** Start of INPUT DATA **
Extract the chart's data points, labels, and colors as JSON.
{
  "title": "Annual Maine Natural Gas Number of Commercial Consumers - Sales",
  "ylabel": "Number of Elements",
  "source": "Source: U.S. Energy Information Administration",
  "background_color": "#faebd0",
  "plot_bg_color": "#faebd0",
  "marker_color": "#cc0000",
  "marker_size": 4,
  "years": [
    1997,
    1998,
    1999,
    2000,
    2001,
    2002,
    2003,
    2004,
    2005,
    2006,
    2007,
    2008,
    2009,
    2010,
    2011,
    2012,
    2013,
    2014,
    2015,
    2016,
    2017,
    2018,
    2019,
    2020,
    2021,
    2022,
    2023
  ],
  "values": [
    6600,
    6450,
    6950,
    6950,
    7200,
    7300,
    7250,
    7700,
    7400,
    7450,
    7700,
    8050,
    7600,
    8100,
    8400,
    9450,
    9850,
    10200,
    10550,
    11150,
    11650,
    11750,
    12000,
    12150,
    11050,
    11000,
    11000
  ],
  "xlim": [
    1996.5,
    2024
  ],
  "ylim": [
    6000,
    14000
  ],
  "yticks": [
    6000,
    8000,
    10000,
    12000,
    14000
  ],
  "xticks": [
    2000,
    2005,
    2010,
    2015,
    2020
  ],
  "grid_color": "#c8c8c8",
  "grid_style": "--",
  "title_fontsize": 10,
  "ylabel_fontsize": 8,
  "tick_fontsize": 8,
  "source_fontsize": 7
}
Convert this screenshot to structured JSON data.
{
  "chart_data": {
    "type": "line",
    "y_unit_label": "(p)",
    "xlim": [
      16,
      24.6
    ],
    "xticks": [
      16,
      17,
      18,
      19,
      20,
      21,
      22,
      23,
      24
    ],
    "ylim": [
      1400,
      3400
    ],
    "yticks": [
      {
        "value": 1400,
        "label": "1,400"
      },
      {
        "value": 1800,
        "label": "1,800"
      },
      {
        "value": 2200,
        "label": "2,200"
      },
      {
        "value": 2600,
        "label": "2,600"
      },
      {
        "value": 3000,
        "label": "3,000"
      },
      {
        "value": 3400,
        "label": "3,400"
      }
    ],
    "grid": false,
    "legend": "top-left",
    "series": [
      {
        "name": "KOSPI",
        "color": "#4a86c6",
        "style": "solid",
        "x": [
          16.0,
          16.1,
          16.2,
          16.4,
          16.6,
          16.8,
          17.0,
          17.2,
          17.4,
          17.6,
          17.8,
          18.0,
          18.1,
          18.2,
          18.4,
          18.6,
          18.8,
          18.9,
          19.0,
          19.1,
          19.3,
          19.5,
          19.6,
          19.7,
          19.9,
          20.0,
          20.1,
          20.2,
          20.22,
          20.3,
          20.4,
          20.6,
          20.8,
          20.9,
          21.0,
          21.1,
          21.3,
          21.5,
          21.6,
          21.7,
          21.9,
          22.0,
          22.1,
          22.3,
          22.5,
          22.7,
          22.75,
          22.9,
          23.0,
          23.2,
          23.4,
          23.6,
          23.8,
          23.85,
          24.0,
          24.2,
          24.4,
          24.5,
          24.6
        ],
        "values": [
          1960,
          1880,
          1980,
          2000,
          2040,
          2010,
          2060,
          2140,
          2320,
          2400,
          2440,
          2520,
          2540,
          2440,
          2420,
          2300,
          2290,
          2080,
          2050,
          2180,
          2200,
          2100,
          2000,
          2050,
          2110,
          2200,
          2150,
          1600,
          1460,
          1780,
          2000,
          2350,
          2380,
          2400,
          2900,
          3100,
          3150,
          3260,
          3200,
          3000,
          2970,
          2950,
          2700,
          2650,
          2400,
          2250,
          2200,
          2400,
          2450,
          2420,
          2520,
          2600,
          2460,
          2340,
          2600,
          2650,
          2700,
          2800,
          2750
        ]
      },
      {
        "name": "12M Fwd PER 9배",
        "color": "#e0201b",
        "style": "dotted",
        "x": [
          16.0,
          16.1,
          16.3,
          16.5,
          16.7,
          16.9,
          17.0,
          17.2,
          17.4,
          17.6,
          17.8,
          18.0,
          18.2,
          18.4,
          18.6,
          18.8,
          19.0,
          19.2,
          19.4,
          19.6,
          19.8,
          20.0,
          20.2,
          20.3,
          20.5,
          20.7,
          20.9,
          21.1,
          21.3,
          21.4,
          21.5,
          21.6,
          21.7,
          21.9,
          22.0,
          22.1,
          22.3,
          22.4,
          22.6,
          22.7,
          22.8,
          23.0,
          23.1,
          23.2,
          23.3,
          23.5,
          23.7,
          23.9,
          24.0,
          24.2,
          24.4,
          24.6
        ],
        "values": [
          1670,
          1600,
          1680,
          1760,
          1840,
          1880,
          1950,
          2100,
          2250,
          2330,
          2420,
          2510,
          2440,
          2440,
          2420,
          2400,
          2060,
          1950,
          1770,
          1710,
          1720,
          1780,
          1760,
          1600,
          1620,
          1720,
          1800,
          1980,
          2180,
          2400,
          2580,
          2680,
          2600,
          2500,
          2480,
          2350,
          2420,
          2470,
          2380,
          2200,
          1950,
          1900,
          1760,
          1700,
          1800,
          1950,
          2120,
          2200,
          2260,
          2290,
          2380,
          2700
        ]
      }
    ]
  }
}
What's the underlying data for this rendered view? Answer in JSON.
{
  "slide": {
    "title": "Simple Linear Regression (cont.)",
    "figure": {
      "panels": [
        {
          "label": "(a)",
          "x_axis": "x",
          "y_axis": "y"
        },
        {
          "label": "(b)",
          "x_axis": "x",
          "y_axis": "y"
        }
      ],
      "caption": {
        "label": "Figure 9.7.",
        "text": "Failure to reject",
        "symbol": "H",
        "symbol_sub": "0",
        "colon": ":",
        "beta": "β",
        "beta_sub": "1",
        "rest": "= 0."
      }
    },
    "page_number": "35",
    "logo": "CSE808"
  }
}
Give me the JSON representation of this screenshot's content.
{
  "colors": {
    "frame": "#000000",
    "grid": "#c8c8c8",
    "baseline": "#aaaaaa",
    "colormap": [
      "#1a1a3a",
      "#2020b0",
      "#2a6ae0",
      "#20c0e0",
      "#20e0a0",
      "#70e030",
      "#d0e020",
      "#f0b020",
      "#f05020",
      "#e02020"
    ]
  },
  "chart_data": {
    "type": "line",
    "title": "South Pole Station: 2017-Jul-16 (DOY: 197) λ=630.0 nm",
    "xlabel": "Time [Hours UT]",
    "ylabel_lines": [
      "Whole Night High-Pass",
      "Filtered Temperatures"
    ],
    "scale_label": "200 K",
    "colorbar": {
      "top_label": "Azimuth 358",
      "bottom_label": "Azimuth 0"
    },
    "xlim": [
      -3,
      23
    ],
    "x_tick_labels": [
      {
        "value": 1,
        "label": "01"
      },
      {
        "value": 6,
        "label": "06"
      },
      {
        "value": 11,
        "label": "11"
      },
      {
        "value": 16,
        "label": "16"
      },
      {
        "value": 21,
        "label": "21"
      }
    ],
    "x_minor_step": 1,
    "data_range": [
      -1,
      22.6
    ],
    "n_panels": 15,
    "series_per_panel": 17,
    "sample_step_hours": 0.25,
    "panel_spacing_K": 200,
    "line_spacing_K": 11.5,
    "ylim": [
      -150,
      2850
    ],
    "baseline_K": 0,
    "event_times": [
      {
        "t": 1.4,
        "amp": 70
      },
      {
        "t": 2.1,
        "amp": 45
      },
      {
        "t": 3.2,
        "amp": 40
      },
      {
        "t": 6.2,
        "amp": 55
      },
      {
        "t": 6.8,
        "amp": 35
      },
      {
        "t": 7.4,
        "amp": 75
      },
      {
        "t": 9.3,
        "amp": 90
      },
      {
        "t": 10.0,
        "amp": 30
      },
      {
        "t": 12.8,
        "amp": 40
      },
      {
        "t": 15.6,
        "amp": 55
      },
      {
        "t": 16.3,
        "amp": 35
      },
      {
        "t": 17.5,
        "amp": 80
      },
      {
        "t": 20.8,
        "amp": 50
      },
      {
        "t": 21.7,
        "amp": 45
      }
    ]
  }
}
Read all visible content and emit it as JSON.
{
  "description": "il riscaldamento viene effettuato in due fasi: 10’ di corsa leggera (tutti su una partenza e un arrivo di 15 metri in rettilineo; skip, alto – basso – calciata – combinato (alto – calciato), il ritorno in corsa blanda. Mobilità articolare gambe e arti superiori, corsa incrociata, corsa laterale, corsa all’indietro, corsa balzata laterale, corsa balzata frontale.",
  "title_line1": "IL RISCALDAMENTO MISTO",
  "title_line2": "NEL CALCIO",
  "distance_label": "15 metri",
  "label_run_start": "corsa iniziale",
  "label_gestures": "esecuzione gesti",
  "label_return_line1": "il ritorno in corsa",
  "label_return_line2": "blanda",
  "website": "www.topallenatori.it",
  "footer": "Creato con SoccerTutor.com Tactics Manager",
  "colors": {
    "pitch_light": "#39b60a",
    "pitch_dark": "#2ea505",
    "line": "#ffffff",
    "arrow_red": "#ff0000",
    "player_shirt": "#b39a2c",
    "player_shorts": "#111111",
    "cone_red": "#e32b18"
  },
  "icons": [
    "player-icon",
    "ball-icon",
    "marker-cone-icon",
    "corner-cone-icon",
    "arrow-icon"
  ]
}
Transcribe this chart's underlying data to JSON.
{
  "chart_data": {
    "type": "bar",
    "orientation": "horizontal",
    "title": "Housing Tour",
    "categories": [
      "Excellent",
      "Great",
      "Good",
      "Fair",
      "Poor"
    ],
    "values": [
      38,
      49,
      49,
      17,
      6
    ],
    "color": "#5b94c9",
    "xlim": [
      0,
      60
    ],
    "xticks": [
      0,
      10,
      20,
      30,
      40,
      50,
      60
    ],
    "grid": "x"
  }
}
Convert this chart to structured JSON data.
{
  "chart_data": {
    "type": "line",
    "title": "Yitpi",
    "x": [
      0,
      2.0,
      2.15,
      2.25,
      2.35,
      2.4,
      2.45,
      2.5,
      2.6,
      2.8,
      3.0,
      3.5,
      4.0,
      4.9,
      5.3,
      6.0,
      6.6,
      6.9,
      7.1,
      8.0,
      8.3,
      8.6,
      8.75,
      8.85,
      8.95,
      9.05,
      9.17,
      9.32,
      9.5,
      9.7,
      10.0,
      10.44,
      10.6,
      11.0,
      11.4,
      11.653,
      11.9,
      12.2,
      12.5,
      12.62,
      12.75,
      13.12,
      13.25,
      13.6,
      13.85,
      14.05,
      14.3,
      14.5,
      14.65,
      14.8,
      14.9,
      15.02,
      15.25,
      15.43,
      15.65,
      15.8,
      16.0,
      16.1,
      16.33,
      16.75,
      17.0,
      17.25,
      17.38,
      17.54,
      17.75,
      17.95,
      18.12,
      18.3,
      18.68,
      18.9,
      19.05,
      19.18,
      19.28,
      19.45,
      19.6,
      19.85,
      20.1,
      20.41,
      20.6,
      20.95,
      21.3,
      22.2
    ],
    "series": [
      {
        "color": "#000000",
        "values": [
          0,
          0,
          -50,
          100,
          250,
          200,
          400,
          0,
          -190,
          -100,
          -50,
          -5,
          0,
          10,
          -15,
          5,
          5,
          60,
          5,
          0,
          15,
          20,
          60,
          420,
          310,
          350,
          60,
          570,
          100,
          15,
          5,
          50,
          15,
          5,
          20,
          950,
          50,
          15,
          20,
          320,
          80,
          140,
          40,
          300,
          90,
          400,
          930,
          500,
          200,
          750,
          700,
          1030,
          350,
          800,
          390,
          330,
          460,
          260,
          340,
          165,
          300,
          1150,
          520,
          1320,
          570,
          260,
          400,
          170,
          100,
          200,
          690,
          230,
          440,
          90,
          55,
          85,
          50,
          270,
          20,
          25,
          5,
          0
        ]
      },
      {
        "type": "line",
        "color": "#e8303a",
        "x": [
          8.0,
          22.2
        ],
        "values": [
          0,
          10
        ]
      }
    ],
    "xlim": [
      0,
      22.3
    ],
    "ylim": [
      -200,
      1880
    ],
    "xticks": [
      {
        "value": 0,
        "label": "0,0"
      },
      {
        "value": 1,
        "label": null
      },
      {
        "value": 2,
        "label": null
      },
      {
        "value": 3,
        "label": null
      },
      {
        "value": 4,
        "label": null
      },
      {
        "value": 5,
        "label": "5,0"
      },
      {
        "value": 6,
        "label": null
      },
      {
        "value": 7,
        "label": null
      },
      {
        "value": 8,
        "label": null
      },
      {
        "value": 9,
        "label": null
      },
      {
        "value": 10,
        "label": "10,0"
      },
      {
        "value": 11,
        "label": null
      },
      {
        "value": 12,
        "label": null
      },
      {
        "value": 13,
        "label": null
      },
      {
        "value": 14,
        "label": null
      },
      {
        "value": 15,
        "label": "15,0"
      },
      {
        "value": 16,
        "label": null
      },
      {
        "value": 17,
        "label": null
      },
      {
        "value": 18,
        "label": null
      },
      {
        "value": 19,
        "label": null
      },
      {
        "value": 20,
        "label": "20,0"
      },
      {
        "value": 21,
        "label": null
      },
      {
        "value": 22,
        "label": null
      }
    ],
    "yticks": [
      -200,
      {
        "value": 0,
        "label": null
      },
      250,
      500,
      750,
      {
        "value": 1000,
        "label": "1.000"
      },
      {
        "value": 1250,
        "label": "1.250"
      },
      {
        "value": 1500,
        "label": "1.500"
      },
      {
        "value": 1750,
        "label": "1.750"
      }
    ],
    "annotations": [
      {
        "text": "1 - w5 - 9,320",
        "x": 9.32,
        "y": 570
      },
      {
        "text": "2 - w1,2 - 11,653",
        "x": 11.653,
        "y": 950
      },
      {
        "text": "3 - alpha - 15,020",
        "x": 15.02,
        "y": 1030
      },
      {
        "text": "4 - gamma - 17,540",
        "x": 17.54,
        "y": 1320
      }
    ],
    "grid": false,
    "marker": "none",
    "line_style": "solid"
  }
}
** End of INPUT DATA **
* EXERCISE DIRECTIONS:
Every line that holds the word "Convert" should be extracted.

* SOLUTION TO THE EXERCISE:
Convert this screenshot to structured JSON data.
Convert this chart to structured JSON data.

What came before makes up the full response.